## TASK DETAILS
Every line with the string "function" should be gathered.

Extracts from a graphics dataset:
- - -
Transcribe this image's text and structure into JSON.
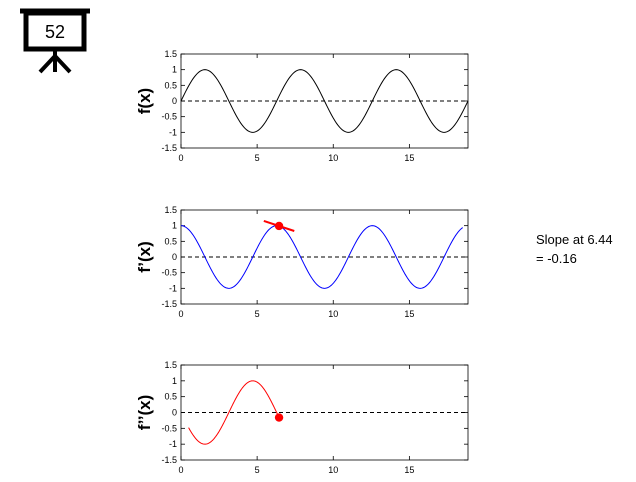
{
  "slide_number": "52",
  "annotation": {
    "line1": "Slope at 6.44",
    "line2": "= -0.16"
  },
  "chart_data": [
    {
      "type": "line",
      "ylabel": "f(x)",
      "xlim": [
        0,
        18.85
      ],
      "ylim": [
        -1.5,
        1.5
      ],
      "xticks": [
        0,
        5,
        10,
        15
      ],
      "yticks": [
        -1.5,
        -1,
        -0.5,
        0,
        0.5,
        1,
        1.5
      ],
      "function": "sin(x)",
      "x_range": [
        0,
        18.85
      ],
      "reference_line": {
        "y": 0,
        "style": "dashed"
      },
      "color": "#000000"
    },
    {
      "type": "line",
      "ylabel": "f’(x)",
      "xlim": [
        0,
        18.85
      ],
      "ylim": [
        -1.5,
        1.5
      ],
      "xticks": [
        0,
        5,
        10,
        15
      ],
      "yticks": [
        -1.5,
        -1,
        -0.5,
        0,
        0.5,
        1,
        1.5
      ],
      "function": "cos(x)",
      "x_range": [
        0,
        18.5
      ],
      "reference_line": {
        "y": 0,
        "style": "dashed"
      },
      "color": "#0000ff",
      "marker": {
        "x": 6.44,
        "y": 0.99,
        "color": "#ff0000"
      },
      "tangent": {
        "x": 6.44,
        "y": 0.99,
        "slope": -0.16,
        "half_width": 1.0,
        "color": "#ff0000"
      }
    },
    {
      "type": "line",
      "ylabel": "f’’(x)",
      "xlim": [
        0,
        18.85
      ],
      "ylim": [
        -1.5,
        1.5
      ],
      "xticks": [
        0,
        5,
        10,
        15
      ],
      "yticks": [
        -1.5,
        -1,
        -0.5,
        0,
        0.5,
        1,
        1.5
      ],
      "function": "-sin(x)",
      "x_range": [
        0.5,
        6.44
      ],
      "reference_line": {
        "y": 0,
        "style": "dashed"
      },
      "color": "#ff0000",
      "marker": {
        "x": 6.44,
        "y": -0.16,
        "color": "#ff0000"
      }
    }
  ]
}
- - -
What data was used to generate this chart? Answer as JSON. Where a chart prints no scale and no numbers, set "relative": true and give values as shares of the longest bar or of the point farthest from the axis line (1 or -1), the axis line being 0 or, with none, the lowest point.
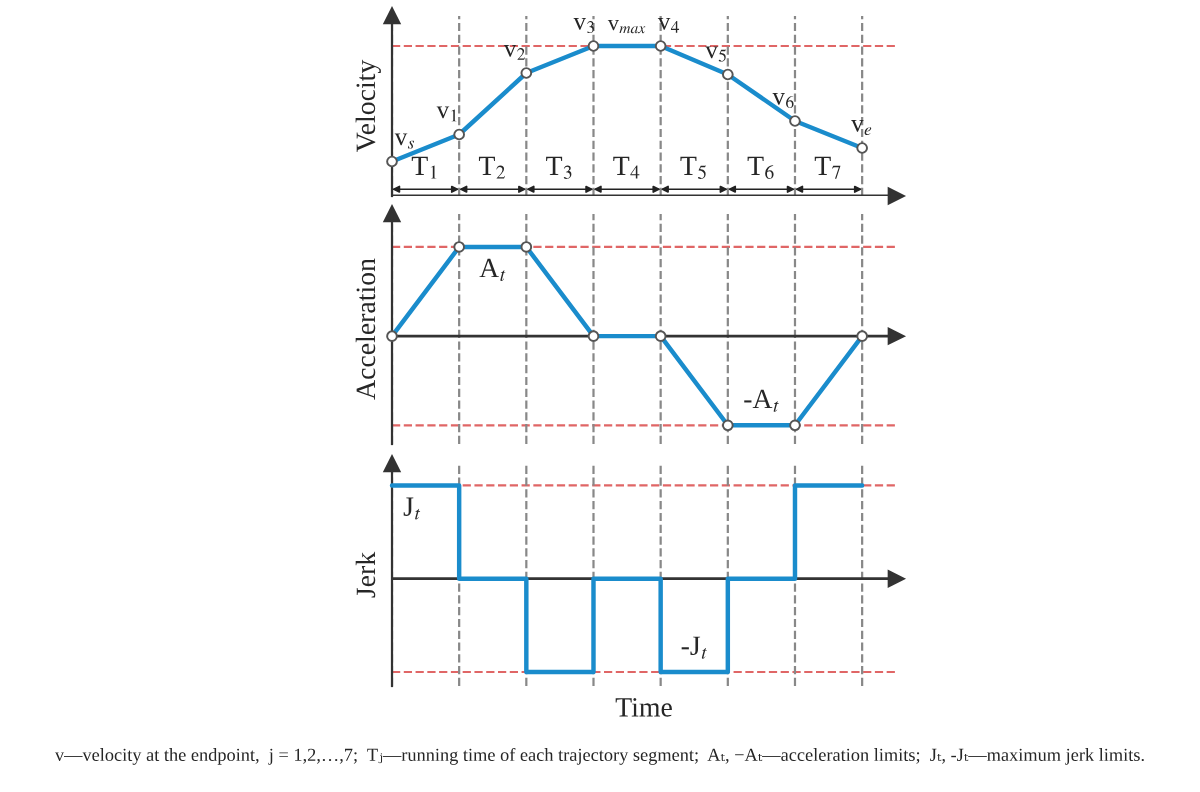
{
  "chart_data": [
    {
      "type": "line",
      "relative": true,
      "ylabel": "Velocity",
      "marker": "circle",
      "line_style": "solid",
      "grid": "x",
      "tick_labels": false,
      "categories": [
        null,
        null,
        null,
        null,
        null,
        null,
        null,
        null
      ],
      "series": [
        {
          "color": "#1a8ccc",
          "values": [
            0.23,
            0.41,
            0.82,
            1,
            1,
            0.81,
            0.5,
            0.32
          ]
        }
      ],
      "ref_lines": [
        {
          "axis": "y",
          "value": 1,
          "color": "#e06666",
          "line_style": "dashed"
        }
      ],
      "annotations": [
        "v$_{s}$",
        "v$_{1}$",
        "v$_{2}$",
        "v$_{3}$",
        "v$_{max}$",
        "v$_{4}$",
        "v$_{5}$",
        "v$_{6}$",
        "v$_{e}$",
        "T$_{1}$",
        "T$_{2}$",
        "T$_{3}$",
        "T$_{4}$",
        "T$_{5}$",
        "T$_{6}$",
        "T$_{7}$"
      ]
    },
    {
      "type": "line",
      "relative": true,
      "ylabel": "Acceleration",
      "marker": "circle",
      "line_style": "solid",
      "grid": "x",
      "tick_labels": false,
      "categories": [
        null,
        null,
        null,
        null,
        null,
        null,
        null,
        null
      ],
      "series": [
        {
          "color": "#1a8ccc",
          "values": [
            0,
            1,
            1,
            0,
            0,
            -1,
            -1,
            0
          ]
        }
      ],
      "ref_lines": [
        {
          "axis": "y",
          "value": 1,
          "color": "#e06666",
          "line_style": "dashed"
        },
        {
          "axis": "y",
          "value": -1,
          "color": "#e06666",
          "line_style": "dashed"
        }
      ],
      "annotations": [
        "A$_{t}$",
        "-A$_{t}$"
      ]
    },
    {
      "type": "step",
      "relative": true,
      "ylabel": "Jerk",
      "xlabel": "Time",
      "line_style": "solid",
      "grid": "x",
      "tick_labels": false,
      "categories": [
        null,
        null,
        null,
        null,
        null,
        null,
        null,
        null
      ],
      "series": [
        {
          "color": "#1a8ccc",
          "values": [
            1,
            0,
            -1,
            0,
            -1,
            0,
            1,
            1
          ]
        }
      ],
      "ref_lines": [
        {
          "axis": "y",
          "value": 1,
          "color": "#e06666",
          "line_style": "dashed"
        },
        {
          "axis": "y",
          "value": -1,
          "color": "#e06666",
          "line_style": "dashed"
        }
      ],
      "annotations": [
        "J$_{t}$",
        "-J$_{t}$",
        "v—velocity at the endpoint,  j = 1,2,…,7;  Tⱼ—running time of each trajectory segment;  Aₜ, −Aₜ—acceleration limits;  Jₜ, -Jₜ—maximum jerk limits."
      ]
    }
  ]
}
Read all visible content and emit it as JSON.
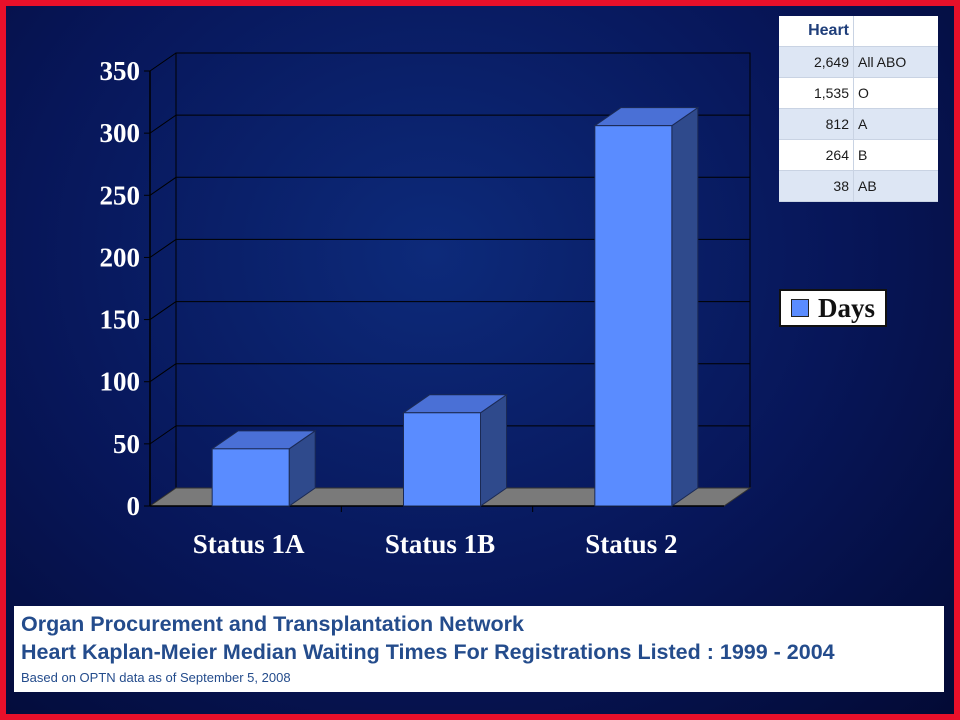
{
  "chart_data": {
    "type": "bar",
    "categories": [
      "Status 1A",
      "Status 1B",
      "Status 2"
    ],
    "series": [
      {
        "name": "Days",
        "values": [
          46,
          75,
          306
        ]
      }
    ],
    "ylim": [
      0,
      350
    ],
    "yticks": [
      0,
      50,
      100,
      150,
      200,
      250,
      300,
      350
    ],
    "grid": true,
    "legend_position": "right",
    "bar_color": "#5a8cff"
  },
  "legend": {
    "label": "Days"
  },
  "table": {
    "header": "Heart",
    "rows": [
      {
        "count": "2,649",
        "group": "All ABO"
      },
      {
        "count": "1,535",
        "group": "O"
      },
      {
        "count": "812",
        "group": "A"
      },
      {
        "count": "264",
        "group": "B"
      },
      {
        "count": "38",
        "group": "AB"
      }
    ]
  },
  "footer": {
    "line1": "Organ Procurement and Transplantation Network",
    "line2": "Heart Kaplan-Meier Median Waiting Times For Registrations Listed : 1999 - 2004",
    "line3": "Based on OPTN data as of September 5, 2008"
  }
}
- - -
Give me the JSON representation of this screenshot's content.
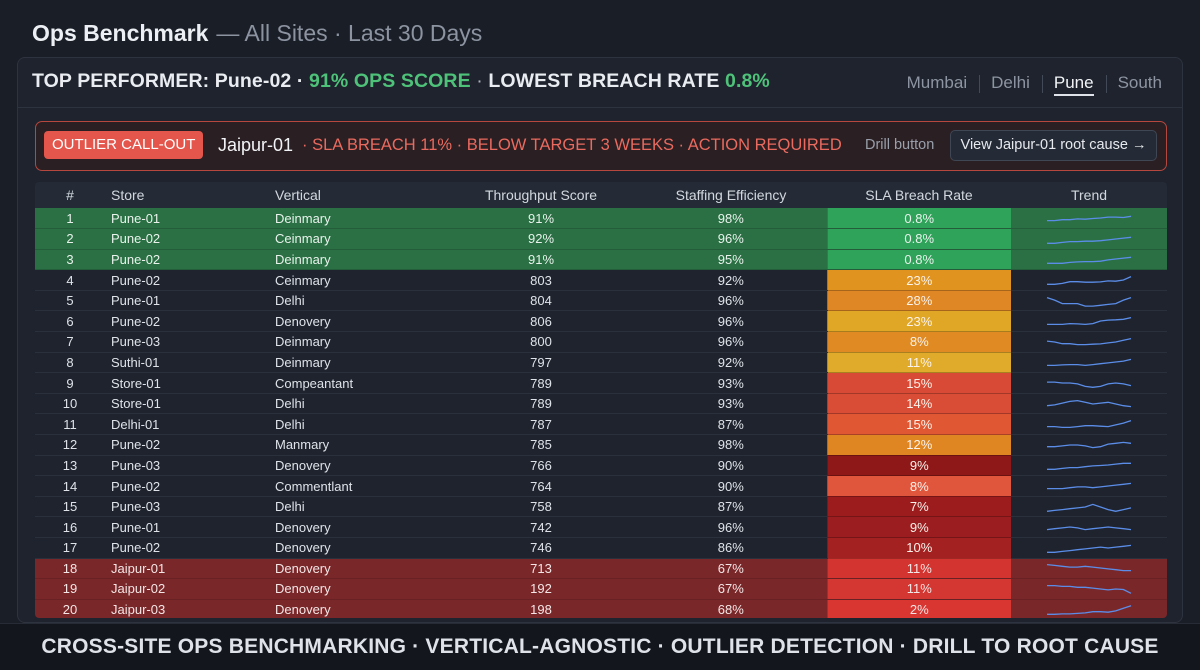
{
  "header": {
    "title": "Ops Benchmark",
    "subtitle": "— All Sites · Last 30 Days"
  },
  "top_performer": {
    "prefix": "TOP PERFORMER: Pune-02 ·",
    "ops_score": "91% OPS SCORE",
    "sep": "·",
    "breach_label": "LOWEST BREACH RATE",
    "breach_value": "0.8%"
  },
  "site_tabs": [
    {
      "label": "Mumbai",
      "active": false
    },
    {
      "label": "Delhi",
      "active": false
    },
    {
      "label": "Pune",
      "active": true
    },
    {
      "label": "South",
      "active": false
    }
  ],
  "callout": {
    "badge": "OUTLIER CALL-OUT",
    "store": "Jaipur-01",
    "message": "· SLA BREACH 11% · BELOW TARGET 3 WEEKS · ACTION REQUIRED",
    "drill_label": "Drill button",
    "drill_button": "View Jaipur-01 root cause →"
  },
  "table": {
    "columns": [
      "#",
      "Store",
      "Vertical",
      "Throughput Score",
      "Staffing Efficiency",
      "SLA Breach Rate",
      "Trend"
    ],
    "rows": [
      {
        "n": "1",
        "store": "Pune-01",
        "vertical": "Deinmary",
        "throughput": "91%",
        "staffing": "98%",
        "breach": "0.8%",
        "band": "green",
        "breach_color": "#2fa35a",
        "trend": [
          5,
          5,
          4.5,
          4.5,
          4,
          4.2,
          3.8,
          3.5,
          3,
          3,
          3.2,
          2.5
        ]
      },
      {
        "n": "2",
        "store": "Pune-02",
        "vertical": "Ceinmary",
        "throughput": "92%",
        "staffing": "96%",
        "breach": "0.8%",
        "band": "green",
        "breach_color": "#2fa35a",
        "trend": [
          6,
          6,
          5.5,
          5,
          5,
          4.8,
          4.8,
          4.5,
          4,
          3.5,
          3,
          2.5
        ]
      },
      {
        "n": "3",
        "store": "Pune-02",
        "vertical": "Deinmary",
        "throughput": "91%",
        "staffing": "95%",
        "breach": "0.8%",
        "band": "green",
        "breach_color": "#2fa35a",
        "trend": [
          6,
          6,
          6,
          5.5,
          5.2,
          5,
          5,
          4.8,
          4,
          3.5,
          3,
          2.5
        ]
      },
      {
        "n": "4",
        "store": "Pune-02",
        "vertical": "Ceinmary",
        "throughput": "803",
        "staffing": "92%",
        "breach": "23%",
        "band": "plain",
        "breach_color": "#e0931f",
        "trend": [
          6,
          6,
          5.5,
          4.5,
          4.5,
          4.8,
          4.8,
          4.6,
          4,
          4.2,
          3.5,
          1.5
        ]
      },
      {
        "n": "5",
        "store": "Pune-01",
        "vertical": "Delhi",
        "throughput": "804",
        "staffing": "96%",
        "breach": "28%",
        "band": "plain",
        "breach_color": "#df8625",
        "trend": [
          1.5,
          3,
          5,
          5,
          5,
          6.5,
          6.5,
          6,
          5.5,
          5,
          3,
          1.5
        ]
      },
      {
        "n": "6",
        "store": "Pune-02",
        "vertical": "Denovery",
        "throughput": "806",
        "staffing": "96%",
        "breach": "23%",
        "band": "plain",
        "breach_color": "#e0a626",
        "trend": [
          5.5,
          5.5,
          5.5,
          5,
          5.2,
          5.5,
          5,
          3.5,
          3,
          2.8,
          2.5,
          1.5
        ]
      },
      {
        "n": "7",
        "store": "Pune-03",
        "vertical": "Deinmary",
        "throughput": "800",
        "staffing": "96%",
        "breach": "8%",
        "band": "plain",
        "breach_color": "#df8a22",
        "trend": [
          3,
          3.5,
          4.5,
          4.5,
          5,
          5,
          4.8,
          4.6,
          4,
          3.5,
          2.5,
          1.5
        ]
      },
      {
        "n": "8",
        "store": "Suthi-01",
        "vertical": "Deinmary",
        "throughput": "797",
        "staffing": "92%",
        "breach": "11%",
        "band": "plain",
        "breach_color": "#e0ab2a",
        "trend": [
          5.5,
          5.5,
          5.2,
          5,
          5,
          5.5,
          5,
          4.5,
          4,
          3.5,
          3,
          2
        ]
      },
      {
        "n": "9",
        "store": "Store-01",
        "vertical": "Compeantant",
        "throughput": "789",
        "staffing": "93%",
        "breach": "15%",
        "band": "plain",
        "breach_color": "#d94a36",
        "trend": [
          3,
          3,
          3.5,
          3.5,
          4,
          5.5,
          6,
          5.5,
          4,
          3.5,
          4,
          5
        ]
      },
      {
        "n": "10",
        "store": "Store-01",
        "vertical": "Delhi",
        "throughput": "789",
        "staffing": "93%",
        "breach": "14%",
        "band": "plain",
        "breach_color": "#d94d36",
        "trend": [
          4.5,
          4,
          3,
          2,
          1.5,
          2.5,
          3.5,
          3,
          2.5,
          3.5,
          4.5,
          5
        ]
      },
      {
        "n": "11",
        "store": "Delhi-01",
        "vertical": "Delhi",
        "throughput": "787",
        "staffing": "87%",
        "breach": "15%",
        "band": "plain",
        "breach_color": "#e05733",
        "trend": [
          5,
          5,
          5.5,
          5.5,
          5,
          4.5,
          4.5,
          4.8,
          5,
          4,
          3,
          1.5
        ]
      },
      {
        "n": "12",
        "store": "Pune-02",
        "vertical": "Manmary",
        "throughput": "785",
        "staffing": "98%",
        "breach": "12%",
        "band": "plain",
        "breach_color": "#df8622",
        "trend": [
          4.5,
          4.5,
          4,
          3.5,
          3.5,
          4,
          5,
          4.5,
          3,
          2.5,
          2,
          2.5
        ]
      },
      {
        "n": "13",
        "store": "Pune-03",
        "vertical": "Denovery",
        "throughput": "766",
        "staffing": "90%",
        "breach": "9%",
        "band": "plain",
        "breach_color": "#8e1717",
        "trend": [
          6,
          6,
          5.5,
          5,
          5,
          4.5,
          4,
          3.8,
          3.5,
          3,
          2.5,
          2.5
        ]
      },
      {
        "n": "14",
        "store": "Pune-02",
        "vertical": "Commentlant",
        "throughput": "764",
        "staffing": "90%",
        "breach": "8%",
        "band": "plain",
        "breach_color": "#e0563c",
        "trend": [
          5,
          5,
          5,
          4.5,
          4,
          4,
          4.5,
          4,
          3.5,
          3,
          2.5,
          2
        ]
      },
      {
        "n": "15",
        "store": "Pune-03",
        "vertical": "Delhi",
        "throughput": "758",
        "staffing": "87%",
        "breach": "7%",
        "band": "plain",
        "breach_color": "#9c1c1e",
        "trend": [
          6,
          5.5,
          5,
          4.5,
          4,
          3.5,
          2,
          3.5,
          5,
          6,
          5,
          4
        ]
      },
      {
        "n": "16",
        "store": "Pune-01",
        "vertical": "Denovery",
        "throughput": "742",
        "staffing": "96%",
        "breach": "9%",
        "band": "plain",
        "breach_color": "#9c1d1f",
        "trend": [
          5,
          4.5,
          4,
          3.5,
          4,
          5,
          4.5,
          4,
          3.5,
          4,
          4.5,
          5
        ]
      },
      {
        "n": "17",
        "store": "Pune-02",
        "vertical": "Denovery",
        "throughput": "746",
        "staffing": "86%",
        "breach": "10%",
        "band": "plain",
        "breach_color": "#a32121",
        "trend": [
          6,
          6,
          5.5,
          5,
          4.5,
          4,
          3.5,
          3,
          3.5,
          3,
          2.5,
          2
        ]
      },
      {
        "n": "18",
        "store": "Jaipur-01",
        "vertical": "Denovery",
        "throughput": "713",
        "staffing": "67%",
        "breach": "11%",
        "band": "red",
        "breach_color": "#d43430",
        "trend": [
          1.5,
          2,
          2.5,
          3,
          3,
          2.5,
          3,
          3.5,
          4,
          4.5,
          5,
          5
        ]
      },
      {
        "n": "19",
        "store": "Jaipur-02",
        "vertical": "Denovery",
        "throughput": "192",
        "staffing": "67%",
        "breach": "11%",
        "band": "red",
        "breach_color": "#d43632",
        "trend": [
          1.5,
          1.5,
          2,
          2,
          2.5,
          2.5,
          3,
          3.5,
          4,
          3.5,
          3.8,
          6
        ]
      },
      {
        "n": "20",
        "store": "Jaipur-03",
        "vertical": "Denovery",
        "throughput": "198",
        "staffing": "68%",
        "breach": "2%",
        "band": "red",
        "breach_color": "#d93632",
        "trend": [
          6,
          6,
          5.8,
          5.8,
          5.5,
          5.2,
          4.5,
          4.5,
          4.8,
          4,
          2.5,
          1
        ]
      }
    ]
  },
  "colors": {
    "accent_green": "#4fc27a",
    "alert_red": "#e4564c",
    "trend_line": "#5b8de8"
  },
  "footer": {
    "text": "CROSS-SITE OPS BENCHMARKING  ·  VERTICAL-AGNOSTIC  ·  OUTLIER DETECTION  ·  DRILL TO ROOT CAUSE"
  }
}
- - -
## EXERCISE RESULT
      "function": "sin(x)",
      "function": "cos(x)",
      "function": "-sin(x)",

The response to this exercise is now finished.